-- start --
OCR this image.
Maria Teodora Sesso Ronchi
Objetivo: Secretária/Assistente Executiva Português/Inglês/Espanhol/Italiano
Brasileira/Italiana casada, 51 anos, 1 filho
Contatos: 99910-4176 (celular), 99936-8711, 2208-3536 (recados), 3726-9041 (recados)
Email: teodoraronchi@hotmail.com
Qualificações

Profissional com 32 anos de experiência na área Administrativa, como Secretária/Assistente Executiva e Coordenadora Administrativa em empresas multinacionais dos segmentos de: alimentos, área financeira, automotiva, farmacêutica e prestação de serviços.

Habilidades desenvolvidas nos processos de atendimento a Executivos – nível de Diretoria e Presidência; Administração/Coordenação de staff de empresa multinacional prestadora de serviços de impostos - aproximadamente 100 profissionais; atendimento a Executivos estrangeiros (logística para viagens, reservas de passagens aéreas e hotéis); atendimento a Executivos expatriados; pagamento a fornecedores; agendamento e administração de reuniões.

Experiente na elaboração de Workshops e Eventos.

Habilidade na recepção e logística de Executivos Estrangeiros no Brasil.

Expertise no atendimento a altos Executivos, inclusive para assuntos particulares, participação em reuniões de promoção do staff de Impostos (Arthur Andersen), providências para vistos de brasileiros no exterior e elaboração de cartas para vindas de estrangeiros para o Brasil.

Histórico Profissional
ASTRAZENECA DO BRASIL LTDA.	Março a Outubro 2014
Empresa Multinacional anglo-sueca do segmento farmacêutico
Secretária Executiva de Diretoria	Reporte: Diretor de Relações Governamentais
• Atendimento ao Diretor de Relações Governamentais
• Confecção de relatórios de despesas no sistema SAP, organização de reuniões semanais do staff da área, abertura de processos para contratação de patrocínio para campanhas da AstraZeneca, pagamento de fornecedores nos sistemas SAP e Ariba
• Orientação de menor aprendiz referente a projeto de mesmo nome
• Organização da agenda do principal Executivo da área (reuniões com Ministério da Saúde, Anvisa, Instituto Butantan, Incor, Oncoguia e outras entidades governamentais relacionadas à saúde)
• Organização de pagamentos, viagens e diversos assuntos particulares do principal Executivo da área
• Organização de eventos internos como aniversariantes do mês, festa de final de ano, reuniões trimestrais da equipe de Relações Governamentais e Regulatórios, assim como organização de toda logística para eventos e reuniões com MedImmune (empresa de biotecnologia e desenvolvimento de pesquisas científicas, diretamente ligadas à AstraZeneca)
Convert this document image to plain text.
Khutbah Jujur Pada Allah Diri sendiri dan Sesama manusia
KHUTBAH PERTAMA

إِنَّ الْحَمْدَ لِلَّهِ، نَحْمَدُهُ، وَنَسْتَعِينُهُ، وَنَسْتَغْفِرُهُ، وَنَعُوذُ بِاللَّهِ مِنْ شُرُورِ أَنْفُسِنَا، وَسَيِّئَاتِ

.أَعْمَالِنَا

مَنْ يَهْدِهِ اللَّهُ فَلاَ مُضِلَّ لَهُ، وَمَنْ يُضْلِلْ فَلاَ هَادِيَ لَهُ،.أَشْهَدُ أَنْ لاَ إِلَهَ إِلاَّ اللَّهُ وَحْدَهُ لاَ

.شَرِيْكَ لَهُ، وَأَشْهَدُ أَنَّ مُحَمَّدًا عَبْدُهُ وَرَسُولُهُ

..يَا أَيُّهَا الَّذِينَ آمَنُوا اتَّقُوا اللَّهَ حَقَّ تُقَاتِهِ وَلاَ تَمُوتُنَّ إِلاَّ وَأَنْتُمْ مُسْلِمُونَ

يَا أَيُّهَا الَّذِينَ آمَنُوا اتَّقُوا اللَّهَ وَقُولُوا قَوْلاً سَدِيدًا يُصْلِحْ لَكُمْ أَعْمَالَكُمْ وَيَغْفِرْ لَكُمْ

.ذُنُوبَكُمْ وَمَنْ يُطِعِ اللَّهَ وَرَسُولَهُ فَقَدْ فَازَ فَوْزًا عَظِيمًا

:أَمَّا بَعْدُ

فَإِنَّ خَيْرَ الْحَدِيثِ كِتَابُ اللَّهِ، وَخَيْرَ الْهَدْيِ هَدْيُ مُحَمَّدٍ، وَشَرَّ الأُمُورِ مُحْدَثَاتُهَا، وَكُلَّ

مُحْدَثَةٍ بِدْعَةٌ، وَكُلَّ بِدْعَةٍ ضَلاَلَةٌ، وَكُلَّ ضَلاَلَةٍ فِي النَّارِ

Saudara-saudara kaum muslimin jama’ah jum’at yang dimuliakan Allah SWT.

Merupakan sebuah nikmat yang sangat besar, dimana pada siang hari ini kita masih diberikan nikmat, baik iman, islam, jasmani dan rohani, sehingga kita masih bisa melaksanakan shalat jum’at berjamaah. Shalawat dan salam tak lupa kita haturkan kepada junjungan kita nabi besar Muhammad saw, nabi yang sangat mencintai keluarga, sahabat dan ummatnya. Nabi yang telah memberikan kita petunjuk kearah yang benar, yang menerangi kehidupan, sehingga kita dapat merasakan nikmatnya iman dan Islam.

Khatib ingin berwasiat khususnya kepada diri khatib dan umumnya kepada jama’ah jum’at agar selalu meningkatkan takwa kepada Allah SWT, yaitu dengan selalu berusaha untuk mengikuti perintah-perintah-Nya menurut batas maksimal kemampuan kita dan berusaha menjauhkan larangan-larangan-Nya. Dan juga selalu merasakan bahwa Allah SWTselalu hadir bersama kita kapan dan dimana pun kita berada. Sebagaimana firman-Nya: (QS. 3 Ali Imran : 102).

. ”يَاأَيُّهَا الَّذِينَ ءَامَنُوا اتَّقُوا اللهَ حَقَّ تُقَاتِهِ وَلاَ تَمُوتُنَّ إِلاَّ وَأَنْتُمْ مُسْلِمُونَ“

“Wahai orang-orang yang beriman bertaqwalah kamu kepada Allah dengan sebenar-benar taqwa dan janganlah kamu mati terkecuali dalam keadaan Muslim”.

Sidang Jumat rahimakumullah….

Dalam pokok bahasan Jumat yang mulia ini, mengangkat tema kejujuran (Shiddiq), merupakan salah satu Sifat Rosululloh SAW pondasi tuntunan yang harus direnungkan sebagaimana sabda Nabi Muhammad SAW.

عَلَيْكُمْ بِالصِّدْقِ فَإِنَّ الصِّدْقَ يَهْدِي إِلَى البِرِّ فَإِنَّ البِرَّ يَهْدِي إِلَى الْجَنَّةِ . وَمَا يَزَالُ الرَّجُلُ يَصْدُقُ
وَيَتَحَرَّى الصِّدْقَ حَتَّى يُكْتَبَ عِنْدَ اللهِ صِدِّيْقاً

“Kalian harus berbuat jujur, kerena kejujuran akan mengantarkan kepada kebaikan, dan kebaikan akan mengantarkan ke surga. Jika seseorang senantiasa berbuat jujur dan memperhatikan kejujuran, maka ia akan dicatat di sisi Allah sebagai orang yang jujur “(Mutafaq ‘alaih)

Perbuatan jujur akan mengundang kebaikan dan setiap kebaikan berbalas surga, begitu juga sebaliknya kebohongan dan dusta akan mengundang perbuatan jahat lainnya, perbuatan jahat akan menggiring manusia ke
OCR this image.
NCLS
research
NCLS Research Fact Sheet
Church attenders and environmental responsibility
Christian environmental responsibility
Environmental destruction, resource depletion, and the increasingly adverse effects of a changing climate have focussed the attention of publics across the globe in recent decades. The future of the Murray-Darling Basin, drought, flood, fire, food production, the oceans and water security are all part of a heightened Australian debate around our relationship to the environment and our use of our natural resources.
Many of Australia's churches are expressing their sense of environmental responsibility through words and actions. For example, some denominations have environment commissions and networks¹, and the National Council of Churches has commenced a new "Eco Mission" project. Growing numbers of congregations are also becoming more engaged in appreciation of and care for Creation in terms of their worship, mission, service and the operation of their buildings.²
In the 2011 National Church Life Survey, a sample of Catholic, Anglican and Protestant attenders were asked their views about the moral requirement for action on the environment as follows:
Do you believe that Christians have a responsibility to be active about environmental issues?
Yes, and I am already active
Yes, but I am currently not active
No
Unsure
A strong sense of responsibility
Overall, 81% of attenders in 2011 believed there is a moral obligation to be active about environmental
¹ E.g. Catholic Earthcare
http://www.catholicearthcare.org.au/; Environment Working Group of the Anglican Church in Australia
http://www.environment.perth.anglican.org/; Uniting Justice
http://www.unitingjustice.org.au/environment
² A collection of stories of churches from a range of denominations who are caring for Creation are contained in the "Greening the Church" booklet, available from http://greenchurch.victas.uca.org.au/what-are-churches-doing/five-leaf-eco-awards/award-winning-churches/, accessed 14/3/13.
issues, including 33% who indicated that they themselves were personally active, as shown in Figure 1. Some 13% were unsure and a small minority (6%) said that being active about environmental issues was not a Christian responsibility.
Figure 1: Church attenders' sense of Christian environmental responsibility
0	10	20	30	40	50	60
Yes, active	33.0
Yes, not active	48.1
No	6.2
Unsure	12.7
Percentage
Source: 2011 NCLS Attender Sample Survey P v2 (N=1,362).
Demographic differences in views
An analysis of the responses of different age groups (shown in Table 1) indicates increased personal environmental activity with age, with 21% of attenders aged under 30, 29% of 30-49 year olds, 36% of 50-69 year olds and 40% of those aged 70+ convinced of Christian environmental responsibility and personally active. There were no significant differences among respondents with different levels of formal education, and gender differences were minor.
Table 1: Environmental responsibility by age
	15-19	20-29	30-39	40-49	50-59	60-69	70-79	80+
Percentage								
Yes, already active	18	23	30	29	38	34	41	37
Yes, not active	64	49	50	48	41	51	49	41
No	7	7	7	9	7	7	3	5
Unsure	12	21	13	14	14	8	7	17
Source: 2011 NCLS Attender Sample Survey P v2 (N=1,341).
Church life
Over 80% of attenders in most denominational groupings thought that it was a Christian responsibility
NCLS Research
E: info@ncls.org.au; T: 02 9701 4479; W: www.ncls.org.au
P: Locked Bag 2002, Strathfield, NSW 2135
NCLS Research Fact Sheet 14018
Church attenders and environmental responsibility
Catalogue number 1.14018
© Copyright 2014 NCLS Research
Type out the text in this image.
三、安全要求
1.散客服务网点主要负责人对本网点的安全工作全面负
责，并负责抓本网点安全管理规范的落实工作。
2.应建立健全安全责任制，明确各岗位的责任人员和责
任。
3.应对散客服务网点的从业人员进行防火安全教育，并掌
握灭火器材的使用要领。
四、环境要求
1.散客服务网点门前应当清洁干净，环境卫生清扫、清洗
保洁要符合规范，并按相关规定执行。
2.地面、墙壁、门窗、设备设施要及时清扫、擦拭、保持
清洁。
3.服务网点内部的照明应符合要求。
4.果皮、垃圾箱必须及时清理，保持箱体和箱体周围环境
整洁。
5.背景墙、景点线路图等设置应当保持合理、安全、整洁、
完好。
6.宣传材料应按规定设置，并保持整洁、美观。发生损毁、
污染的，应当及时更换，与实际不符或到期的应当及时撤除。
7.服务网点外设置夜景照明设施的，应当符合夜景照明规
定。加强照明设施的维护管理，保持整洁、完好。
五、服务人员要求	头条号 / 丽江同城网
-- end --
Instructions to follow: Only the lines from the one containing "Type out the text in this image." through the end of the material should be reproduced, exactly, with both ends included.

Reply to the task:
Type out the text in this image.
三、安全要求
1.散客服务网点主要负责人对本网点的安全工作全面负
责，并负责抓本网点安全管理规范的落实工作。
2.应建立健全安全责任制，明确各岗位的责任人员和责
任。
3.应对散客服务网点的从业人员进行防火安全教育，并掌
握灭火器材的使用要领。
四、环境要求
1.散客服务网点门前应当清洁干净，环境卫生清扫、清洗
保洁要符合规范，并按相关规定执行。
2.地面、墙壁、门窗、设备设施要及时清扫、擦拭、保持
清洁。
3.服务网点内部的照明应符合要求。
4.果皮、垃圾箱必须及时清理，保持箱体和箱体周围环境
整洁。
5.背景墙、景点线路图等设置应当保持合理、安全、整洁、
完好。
6.宣传材料应按规定设置，并保持整洁、美观。发生损毁、
污染的，应当及时更换，与实际不符或到期的应当及时撤除。
7.服务网点外设置夜景照明设施的，应当符合夜景照明规
定。加强照明设施的维护管理，保持整洁、完好。
五、服务人员要求	头条号 / 丽江同城网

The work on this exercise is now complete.